*TO DO*:
(1) In the interview about Islam, at which university does Wahab work as an instructor?
(2) Name every subject the interview about Islam says Wahab teaches.
(3) Go on with the interview about Islam from the point where it stops.

*QUOTED PASSAGE*:
Our guest blogger, Wahab, is a lifelong Muslim from Algeria. He works as an instructor at Regis University, where he teaches Islamic history (as well as Statistics and Calculus). As usual, feel free to post your questions in the comments section.

1) What faith do you espouse?
The faith I espouse is Islam.

2)Who was the founder of your faith? When did he/she live?
The founder was Mohamed who came following Jesus approximately 600 years later.

3)What are the sacred texts of your faith?
The main sacred book of Islam is called the Quran, which is also spelled Koran. Then, there is a collection of the sayings of the prophet Mohamed called the “Hadith."

4)What is the central teaching of your faith?
The central teaching of Islam is basically Abrahamic. It teaches us to believe in one Omnipotent, Almighty God. The God of Abraham: the creator of the universe. To believe in the resurrection or judgment day when we all have to respond to our deeds once faced with God. At that time we will enjoin in the companionship of the Almighty God and his beloved prophets and messengers and followers.

5)How does your faith define sin? What are the major sins, and how is one absolved?

[Boxed element rows]

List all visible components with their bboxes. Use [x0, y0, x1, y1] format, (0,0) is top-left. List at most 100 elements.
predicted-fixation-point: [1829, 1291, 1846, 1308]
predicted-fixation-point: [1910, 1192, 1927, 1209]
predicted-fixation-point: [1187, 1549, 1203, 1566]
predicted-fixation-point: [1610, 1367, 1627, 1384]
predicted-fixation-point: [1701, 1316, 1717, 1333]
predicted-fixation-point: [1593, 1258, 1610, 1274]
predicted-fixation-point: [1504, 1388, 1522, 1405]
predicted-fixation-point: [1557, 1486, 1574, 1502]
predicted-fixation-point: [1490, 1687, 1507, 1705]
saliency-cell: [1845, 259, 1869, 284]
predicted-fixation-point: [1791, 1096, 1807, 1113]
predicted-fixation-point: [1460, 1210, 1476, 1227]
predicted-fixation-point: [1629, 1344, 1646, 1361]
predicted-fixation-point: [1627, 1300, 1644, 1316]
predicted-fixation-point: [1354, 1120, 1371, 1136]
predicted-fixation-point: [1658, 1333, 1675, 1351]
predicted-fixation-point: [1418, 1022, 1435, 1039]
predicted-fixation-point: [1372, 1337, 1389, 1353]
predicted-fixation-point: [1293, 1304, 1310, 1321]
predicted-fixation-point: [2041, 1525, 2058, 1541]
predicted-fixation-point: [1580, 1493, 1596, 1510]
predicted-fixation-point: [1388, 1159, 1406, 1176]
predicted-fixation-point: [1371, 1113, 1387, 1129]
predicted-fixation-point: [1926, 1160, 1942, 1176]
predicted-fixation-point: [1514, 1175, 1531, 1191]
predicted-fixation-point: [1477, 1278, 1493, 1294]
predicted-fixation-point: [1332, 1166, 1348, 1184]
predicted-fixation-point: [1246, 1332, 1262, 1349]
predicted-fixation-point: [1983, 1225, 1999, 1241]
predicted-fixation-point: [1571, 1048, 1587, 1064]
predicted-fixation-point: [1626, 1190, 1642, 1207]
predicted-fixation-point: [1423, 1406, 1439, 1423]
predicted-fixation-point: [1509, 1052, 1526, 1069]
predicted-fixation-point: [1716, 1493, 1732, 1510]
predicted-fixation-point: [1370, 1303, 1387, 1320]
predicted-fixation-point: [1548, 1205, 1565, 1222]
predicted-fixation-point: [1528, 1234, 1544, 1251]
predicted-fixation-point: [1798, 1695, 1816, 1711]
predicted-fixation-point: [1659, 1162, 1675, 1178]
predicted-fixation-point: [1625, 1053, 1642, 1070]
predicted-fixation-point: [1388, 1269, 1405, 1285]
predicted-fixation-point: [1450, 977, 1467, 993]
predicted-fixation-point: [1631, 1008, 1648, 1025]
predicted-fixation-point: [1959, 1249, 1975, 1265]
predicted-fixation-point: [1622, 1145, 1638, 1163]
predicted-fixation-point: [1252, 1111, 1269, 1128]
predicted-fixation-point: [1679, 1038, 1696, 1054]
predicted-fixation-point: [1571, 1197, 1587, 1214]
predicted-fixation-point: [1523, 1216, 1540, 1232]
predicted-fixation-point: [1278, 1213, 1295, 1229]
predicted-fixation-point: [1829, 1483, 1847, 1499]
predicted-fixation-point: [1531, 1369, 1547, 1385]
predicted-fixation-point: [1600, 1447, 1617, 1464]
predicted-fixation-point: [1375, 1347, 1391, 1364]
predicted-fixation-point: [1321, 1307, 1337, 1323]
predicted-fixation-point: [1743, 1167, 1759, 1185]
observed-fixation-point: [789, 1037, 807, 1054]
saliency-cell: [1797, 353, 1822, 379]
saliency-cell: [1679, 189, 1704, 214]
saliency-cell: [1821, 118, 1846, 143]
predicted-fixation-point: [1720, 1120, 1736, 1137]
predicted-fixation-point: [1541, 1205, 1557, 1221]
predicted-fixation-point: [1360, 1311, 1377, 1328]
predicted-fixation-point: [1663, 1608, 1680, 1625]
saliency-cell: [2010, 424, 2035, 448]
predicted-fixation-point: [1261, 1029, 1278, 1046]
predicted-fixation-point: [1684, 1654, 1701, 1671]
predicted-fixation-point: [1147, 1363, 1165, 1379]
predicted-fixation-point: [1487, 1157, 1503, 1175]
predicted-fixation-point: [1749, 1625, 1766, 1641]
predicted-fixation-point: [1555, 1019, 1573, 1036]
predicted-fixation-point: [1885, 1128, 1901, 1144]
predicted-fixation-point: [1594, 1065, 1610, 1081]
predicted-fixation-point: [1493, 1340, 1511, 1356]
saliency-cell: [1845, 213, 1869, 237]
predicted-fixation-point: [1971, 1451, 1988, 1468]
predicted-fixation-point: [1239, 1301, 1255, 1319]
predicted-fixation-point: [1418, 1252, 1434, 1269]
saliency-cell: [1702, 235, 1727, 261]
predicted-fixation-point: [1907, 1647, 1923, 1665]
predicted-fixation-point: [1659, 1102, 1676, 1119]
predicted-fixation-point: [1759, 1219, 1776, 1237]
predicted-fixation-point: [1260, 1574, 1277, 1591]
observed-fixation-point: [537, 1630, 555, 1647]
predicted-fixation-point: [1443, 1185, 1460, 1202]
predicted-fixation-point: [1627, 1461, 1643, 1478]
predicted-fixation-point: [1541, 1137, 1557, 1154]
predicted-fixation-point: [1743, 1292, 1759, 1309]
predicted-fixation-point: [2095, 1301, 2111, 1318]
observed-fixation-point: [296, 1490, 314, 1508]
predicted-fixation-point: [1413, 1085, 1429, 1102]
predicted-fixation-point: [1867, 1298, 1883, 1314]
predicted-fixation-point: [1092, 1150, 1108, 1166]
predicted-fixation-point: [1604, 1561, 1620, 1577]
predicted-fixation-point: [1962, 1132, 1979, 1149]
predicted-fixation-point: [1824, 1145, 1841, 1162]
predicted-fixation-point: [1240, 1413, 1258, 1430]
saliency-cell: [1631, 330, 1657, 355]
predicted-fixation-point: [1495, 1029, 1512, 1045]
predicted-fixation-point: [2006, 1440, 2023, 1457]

*EXERCISE RESULTS*:
(1) Regis University

(2) Islamic history, Statistics, Calculus

(3)
A sin is any action or behavior that goes contrary to the teaching of God. The most unforgivable sin is to associate another deity with God. No one/nothing is worthy of worshipping except God. In this instance, the Trinity is a major sin in Islam as it associates a "three-wholeness" with God. Islam speaks of the oneness of God rather than the unity of God. A person is absolved by supplication and asking for forgiveness from God. Only God can grant such forgiveness, without any outside intervention, human or otherwise (no priesthood).

6)Roughly how many adherents does your faith have?
There are approximately 1.3 billion people adhering to Islam worldwide.

7)What does your faith teach about the afterlife? Is there heaven, and how do you get there?
Islam teaches that from dust we come and to dust we shall return and be resurrected on judgment day when all of us shall account for our good and bad deeds. We will join either the company of God in heaven or the company of Satan in the everlasting hell. The bottom line is that it's by the grace of God that we will succeed, not only through our good deeds in this life. It is a check and balance phenomenon where we’re all supposed to do good deeds and avoid mischief and malfeasance.

8)What are the practices of your faith? (Daily, weekly, etc.)
There are basically 5 pillars in Islam that must be reflected on the Muslim person on a daily, monthly, and yearly basis. Muslims are supposed to observe five daily prayers to regulate their daily lives and keep them constantly in touch with God while keeping Satan at bay. They are encouraged to share their wealth and what God has bestowed on them with the poor and needy. In addition, the wealthy in the community are ordered to share a certain percentage of their wealth on a yearly basis, similar to a tax levy. Fasting during the month of Ramadan from sunrise to sunset brings the community wholesomely together during good and bad times. It encourages fellowship and strengthens the bonding between members of the family and community at large. Charity is actively practiced during this holy period of fasting. Finally, the Hajj or pilgrimage to the holy land of Mecca and Medina is prescribed for the wealthy & healthy of the community.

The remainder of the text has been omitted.